*TASK STATEMENT*.
Below are entries to be transcribed exactly; exclude the pictures from the copy.

*INFORMATION SHOWN*.
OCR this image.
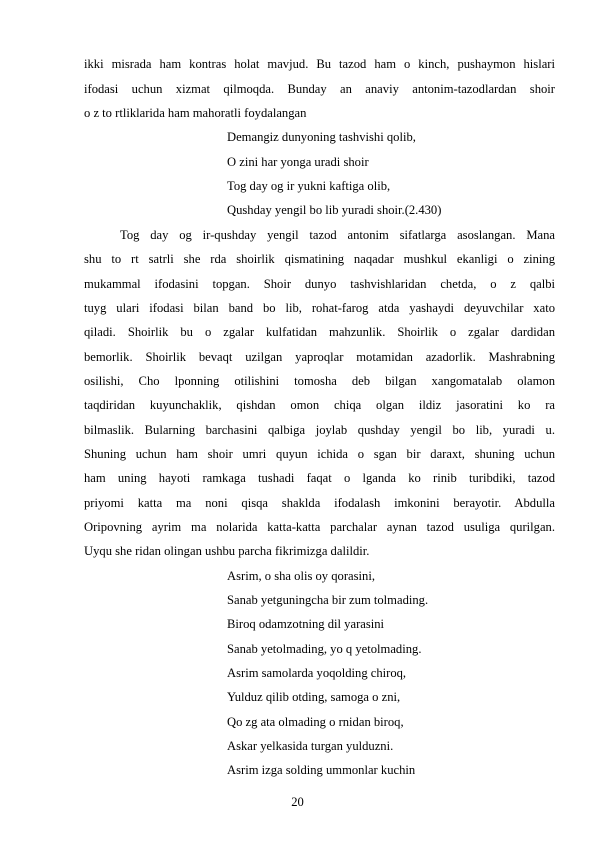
ikki misrada ham kontras holat mavjud. Bu tazod ham o kinch, pushaymon hislari
ifodasi uchun xizmat qilmoqda. Bunday an anaviy antonim-tazodlardan shoir
o z to rtliklarida ham mahoratli foydalangan
Demangiz dunyoning tashvishi qolib,
O zini har yonga uradi shoir
Tog day og ir yukni kaftiga olib,
Qushday yengil bo lib yuradi shoir.(2.430)
Tog day og ir-qushday yengil tazod antonim sifatlarga asoslangan. Mana
shu to rt satrli she rda shoirlik qismatining naqadar mushkul ekanligi o zining
mukammal ifodasini topgan. Shoir dunyo tashvishlaridan chetda, o z qalbi
tuyg ulari ifodasi bilan band bo lib, rohat-farog atda yashaydi deyuvchilar xato
qiladi. Shoirlik bu o zgalar kulfatidan mahzunlik. Shoirlik o zgalar dardidan
bemorlik. Shoirlik bevaqt uzilgan yaproqlar motamidan azadorlik. Mashrabning
osilishi, Cho lponning otilishini tomosha deb bilgan xangomatalab olamon
taqdiridan kuyunchaklik, qishdan omon chiqa olgan ildiz jasoratini ko ra
bilmaslik. Bularning barchasini qalbiga joylab qushday yengil bo lib, yuradi u.
Shuning uchun ham shoir umri quyun ichida o sgan bir daraxt, shuning uchun
ham uning hayoti ramkaga tushadi faqat o lganda ko rinib turibdiki, tazod
priyomi katta ma noni qisqa shaklda ifodalash imkonini berayotir. Abdulla
Oripovning ayrim ma nolarida katta-katta parchalar aynan tazod usuliga qurilgan.
Uyqu she ridan olingan ushbu parcha fikrimizga dalildir.
Asrim, o sha olis oy qorasini,
Sanab yetguningcha bir zum tolmading.
Biroq odamzotning dil yarasini
Sanab yetolmading, yo q yetolmading.
Asrim samolarda yoqolding chiroq,
Yulduz qilib otding, samoga o zni,
Qo zg ata olmading o rnidan biroq,
Askar yelkasida turgan yulduzni.
Asrim izga solding ummonlar kuchin
20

*THE OUTPUT*.
OCR this image.
ikki misrada ham kontras holat mavjud. Bu tazod ham o kinch, pushaymon hislari
ifodasi uchun xizmat qilmoqda. Bunday an anaviy antonim-tazodlardan shoir
o z to rtliklarida ham mahoratli foydalangan
Demangiz dunyoning tashvishi qolib,
O zini har yonga uradi shoir
Tog day og ir yukni kaftiga olib,
Qushday yengil bo lib yuradi shoir.(2.430)
Tog day og ir-qushday yengil tazod antonim sifatlarga asoslangan. Mana
shu to rt satrli she rda shoirlik qismatining naqadar mushkul ekanligi o zining
mukammal ifodasini topgan. Shoir dunyo tashvishlaridan chetda, o z qalbi
tuyg ulari ifodasi bilan band bo lib, rohat-farog atda yashaydi deyuvchilar xato
qiladi. Shoirlik bu o zgalar kulfatidan mahzunlik. Shoirlik o zgalar dardidan
bemorlik. Shoirlik bevaqt uzilgan yaproqlar motamidan azadorlik. Mashrabning
osilishi, Cho lponning otilishini tomosha deb bilgan xangomatalab olamon
taqdiridan kuyunchaklik, qishdan omon chiqa olgan ildiz jasoratini ko ra
bilmaslik. Bularning barchasini qalbiga joylab qushday yengil bo lib, yuradi u.
Shuning uchun ham shoir umri quyun ichida o sgan bir daraxt, shuning uchun
ham uning hayoti ramkaga tushadi faqat o lganda ko rinib turibdiki, tazod
priyomi katta ma noni qisqa shaklda ifodalash imkonini berayotir. Abdulla
Oripovning ayrim ma nolarida katta-katta parchalar aynan tazod usuliga qurilgan.
Uyqu she ridan olingan ushbu parcha fikrimizga dalildir.
Asrim, o sha olis oy qorasini,
Sanab yetguningcha bir zum tolmading.
Biroq odamzotning dil yarasini
Sanab yetolmading, yo q yetolmading.
Asrim samolarda yoqolding chiroq,
Yulduz qilib otding, samoga o zni,
Qo zg ata olmading o rnidan biroq,
Askar yelkasida turgan yulduzni.
Asrim izga solding ummonlar kuchin
20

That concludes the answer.